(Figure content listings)
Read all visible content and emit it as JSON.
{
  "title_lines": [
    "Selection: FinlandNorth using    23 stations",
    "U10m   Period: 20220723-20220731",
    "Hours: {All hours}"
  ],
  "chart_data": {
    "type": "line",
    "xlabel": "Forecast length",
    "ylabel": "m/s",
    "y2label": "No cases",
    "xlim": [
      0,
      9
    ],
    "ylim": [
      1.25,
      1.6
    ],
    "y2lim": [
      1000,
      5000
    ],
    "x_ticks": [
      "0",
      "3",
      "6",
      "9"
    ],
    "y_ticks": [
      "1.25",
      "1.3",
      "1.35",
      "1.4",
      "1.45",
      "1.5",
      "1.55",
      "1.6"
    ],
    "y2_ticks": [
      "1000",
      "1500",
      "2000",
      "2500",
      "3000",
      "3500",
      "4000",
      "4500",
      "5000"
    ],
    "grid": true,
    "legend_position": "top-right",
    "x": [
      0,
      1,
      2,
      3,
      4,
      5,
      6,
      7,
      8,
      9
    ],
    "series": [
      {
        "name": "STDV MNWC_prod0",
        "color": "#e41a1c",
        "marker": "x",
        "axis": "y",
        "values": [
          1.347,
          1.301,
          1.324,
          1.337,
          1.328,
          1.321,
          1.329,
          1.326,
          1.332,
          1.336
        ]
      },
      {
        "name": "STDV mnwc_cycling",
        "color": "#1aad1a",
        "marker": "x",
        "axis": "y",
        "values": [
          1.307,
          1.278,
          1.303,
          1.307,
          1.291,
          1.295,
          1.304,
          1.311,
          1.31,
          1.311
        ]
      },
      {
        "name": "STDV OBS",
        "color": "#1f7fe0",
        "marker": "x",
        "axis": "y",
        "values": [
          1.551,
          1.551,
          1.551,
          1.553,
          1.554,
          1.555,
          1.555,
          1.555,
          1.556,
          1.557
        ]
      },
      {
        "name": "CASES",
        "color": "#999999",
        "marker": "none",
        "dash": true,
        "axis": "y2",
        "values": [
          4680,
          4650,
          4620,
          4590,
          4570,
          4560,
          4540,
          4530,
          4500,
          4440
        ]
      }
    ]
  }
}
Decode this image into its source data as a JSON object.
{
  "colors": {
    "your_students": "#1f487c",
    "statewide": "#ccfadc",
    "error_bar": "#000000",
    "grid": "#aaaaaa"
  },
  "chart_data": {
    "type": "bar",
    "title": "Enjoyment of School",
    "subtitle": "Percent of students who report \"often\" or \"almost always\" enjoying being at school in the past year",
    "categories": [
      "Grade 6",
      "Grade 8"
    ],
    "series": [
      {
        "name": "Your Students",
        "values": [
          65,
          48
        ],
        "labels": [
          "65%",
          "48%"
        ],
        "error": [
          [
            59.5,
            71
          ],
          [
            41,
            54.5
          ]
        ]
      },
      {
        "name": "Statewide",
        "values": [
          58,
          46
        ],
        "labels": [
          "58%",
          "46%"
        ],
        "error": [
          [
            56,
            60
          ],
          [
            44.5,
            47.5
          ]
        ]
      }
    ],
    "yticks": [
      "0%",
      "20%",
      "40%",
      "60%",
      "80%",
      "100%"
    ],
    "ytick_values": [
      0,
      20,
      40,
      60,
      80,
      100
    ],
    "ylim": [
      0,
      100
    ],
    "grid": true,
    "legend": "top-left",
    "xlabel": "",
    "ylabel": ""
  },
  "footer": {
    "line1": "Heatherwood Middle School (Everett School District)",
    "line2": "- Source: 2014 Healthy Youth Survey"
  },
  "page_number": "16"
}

:: TASK STATEMENT ::
Copy out every line from the records that has the word "JSON".

:: WRITTEN RESPONSE ::
Read all visible content and emit it as JSON.
Decode this image into its source data as a JSON object.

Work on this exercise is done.